Task instructions: Check each line of the data for "laptop" and select those that have it.

___ Records to process

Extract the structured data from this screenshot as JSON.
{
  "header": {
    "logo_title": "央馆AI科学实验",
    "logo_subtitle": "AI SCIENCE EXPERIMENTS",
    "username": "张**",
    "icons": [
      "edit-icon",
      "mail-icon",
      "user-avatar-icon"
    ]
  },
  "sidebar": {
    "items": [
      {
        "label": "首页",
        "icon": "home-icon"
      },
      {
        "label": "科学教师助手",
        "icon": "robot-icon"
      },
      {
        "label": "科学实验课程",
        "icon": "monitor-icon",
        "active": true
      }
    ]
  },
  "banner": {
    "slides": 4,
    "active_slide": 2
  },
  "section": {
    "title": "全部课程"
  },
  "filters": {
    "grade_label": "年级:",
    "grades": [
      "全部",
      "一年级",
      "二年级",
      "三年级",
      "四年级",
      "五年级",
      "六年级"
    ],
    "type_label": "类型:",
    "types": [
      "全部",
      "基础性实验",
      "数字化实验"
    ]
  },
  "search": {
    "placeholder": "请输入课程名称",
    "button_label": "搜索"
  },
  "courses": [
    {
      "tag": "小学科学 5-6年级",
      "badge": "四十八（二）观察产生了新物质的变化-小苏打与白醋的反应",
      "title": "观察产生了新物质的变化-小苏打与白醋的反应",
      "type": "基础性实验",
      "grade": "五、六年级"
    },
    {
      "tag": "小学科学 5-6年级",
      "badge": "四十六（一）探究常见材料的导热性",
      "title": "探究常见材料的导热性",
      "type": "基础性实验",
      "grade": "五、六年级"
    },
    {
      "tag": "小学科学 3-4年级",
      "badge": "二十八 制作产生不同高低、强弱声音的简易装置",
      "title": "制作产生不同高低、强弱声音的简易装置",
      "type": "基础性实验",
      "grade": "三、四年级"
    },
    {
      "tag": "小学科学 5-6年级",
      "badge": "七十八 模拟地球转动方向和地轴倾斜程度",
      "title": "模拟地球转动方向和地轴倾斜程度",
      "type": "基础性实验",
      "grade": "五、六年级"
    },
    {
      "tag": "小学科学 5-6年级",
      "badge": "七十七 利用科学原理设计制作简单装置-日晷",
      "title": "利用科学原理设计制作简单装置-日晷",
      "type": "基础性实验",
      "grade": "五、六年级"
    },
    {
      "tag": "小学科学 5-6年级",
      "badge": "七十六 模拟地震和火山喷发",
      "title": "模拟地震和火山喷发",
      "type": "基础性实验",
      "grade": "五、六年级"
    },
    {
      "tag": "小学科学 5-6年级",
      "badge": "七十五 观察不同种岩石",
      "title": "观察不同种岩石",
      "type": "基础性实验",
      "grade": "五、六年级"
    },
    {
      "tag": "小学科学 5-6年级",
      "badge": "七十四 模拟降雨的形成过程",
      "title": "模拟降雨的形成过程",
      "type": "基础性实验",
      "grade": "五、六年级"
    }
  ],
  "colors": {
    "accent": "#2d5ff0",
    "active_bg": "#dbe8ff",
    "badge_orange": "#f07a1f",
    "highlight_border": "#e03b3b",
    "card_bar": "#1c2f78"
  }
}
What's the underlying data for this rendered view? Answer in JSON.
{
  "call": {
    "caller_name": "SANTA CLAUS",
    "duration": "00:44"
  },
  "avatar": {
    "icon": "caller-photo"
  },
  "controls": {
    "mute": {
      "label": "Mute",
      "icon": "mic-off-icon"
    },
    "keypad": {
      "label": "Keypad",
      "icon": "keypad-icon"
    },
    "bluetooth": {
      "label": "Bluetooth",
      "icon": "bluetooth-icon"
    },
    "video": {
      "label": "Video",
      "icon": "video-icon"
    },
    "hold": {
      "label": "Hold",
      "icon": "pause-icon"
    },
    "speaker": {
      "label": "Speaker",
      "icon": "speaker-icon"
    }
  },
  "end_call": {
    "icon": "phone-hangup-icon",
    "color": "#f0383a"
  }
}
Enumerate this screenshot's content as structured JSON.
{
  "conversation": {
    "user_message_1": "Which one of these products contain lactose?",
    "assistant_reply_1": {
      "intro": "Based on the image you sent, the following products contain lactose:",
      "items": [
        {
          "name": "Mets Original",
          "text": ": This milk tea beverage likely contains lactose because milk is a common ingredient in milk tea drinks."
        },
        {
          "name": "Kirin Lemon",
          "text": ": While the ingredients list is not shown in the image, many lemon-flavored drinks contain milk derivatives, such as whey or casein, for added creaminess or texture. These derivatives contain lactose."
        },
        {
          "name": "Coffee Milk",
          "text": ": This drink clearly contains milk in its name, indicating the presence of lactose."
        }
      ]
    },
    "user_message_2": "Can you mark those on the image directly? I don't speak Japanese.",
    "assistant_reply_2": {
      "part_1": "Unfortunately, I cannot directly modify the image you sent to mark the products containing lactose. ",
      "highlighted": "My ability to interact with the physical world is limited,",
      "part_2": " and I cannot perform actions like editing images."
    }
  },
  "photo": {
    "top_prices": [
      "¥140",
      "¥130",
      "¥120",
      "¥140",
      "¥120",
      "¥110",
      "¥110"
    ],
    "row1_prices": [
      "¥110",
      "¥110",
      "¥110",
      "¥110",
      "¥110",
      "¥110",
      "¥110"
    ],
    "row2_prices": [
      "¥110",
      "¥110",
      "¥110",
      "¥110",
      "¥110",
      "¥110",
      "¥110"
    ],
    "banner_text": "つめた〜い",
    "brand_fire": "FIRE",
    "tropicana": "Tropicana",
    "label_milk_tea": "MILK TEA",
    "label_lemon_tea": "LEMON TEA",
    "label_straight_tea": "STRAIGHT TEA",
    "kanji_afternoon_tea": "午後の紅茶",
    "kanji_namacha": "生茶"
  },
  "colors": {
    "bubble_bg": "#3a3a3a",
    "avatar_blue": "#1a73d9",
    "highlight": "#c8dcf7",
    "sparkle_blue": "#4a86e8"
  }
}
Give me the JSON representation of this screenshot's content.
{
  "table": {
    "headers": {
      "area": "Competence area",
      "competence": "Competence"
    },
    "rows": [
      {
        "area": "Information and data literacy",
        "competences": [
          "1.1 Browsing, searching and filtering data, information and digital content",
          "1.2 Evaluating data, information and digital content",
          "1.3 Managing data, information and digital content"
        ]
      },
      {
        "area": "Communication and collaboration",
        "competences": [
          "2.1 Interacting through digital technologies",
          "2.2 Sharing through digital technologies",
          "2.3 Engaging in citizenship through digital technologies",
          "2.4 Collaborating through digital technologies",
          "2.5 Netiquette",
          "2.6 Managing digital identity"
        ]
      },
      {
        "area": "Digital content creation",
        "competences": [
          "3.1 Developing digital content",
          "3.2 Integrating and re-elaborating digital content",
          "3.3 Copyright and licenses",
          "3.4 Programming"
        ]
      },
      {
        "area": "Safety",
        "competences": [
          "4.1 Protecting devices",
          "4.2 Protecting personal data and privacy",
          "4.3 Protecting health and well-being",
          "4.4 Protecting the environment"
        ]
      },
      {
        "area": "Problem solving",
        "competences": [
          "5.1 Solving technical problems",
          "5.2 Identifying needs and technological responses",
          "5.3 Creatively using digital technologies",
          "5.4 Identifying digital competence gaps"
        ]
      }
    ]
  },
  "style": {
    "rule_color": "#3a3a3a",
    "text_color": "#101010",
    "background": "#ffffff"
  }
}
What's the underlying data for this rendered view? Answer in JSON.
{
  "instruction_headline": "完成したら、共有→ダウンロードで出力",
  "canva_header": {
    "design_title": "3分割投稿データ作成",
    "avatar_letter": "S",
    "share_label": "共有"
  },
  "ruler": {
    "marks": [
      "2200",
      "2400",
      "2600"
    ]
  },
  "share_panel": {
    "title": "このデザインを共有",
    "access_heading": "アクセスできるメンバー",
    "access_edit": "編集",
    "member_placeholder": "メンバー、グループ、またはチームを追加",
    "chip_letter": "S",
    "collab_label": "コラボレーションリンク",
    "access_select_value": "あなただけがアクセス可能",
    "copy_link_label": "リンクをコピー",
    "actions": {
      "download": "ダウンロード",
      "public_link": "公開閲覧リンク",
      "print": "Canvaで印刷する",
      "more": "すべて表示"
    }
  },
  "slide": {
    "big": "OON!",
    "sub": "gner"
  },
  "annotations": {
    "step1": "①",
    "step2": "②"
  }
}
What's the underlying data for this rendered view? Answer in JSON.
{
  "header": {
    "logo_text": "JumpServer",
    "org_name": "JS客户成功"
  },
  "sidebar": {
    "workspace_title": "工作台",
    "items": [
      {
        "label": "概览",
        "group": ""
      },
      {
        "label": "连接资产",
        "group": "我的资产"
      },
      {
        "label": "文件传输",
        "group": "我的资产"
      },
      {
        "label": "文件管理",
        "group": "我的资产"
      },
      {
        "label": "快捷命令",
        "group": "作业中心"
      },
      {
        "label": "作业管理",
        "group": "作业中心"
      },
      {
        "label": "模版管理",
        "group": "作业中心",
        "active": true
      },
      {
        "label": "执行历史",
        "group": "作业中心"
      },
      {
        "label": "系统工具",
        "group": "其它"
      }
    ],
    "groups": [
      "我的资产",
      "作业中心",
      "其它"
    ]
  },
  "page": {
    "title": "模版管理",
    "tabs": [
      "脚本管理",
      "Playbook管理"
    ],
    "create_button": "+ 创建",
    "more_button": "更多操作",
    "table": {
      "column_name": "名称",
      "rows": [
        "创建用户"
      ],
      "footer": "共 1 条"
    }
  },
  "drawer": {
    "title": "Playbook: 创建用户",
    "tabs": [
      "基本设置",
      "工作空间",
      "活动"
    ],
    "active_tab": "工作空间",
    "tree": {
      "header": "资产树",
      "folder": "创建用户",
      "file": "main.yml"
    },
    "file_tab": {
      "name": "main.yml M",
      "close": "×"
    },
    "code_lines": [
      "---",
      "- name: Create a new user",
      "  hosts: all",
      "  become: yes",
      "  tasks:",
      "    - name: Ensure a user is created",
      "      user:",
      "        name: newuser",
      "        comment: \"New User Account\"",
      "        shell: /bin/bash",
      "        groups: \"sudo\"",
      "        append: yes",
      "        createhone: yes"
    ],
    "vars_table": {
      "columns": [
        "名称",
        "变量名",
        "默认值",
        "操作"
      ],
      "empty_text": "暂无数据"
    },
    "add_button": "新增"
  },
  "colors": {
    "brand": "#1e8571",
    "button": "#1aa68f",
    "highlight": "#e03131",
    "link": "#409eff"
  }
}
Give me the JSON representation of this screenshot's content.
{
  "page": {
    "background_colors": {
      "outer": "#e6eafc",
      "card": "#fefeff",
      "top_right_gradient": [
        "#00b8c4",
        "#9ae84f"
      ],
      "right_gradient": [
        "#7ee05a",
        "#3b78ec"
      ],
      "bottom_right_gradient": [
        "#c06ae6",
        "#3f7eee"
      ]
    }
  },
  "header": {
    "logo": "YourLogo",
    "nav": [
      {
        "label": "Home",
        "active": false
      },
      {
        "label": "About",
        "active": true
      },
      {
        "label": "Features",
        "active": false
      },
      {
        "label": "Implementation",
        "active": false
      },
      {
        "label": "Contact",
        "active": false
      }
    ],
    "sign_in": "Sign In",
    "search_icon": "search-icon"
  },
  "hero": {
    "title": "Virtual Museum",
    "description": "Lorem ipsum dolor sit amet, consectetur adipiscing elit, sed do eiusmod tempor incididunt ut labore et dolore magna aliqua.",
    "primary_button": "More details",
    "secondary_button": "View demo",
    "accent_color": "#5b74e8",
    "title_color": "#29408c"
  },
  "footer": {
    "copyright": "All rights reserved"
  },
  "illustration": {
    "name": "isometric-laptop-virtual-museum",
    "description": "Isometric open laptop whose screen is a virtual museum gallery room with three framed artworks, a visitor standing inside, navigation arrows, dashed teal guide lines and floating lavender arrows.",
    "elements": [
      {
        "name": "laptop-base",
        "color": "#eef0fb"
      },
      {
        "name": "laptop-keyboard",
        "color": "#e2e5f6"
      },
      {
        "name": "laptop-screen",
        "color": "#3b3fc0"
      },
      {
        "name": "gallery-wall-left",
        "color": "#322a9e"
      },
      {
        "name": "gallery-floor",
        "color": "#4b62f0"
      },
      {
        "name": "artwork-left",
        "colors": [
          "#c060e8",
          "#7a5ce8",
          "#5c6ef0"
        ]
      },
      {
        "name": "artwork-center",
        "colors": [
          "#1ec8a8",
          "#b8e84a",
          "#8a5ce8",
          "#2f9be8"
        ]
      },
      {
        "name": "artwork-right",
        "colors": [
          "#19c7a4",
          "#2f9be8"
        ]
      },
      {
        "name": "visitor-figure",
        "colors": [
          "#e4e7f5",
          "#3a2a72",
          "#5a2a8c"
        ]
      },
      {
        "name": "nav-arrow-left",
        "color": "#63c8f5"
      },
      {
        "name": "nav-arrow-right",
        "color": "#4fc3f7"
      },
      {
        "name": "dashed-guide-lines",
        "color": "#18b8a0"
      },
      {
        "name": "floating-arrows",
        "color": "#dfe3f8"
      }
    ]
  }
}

______

Expected answer:
    "name": "isometric-laptop-virtual-museum",
    "description": "Isometric open laptop whose screen is a virtual museum gallery room with three framed artworks, a visitor standing inside, navigation arrows, dashed teal guide lines and floating lavender arrows.",
        "name": "laptop-base",
        "name": "laptop-keyboard",
        "name": "laptop-screen",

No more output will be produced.